───── Dataset entries

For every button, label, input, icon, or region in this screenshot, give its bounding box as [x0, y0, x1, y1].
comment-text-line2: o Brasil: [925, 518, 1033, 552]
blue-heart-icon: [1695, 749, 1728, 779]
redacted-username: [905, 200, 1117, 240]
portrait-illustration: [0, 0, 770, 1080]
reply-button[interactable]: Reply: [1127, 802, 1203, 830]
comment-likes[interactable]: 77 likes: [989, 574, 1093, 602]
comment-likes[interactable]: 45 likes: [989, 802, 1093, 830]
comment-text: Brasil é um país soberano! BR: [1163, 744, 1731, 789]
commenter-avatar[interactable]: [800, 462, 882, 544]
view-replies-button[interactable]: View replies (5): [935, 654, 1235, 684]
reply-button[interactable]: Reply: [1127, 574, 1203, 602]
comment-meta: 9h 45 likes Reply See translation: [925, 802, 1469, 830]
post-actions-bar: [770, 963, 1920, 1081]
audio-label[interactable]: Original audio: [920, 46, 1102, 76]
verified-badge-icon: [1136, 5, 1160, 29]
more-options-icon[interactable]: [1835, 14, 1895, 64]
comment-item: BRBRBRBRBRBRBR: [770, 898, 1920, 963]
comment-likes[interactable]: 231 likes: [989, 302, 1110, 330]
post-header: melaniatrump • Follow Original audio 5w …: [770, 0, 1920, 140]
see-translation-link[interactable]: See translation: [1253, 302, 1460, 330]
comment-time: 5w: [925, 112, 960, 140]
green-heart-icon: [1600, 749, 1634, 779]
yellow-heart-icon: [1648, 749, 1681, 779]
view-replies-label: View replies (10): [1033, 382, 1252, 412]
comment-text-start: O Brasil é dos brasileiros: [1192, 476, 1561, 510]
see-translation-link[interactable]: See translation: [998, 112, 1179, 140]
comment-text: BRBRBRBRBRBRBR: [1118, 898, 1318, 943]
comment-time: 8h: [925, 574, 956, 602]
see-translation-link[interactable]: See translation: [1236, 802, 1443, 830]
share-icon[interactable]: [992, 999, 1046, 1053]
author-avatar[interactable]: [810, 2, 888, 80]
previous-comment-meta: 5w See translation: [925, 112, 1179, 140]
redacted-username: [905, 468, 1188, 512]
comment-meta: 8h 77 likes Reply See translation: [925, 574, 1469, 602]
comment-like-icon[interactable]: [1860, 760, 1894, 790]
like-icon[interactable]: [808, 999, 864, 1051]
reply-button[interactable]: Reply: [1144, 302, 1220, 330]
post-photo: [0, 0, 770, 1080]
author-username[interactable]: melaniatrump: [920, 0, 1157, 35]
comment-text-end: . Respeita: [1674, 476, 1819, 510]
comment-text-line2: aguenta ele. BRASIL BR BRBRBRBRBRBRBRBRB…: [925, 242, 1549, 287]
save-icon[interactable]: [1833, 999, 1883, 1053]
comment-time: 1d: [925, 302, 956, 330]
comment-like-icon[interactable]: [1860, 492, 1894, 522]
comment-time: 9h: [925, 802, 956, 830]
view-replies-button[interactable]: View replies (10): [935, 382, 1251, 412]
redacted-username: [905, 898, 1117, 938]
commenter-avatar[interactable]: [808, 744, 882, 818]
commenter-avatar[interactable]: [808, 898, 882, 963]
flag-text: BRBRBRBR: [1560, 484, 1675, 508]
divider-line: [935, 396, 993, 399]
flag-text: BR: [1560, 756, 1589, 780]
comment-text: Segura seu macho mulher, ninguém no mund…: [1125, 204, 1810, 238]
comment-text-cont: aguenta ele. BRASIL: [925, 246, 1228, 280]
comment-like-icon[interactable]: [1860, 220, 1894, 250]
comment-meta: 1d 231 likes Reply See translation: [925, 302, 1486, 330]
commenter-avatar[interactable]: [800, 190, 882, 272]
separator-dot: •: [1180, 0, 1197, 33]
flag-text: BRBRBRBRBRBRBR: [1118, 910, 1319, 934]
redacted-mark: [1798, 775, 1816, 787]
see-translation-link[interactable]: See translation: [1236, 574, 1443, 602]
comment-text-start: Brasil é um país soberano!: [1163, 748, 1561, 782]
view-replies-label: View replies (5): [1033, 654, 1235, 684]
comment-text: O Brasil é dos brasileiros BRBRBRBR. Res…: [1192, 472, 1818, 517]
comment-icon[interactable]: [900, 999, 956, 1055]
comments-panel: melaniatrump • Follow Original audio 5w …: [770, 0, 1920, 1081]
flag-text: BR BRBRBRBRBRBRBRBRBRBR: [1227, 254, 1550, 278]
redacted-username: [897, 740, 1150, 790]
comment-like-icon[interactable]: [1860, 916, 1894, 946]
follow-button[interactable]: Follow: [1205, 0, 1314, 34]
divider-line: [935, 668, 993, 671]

──────────

Stated problem
Turn the listing lines from the very first one through the line holding "comment-likes[interactable]: 77 likes: [989, 574, 1093, 602]", both included, into a JSON list of strings, one string per line and no blank lines.

Task answer
[
  "For every button, label, input, icon, or region in this screenshot, give its bounding box as [x0, y0, x1, y1].",
  "comment-text-line2: o Brasil: [925, 518, 1033, 552]",
  "blue-heart-icon: [1695, 749, 1728, 779]",
  "redacted-username: [905, 200, 1117, 240]",
  "portrait-illustration: [0, 0, 770, 1080]",
  "reply-button[interactable]: Reply: [1127, 802, 1203, 830]",
  "comment-likes[interactable]: 77 likes: [989, 574, 1093, 602]"
]